Figure collection entries:
[Begin]
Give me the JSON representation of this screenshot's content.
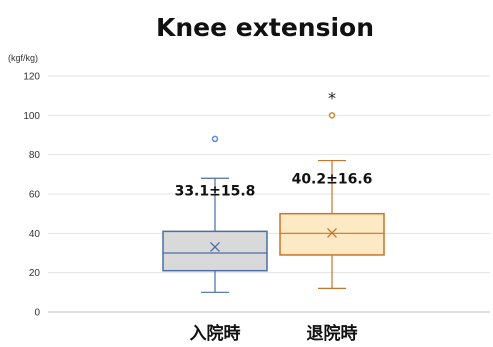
{
  "chart_data": {
    "type": "box",
    "title": "Knee extension",
    "unit_label": "(kgf/kg)",
    "ylim": [
      0,
      120
    ],
    "y_ticks": [
      "0",
      "20",
      "40",
      "60",
      "80",
      "100",
      "120"
    ],
    "grid": true,
    "categories": [
      "入院時",
      "退院時"
    ],
    "series": [
      {
        "min": 10,
        "q1": 21,
        "median": 30,
        "q3": 41,
        "max": 68,
        "mean": 33.1,
        "outliers": [
          88
        ],
        "label": "33.1±15.8",
        "box_fill": "#d9d9d9",
        "stroke": "#4a6fa5",
        "outlier_color": "#5b8bd0"
      },
      {
        "min": 12,
        "q1": 29,
        "median": 40,
        "q3": 50,
        "max": 77,
        "mean": 40.2,
        "outliers": [
          100
        ],
        "label": "40.2±16.6",
        "box_fill": "#fde9c4",
        "stroke": "#c8742a",
        "outlier_color": "#d08a2e",
        "significance": "*"
      }
    ]
  }
}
[End]
Problem details: Print out the material word for word, omitting the pictures.

Solution:
Give me the JSON representation of this screenshot's content.
{
  "chart_data": {
    "type": "box",
    "title": "Knee extension",
    "unit_label": "(kgf/kg)",
    "ylim": [
      0,
      120
    ],
    "y_ticks": [
      "0",
      "20",
      "40",
      "60",
      "80",
      "100",
      "120"
    ],
    "grid": true,
    "categories": [
      "入院時",
      "退院時"
    ],
    "series": [
      {
        "min": 10,
        "q1": 21,
        "median": 30,
        "q3": 41,
        "max": 68,
        "mean": 33.1,
        "outliers": [
          88
        ],
        "label": "33.1±15.8",
        "box_fill": "#d9d9d9",
        "stroke": "#4a6fa5",
        "outlier_color": "#5b8bd0"
      },
      {
        "min": 12,
        "q1": 29,
        "median": 40,
        "q3": 50,
        "max": 77,
        "mean": 40.2,
        "outliers": [
          100
        ],
        "label": "40.2±16.6",
        "box_fill": "#fde9c4",
        "stroke": "#c8742a",
        "outlier_color": "#d08a2e",
        "significance": "*"
      }
    ]
  }
}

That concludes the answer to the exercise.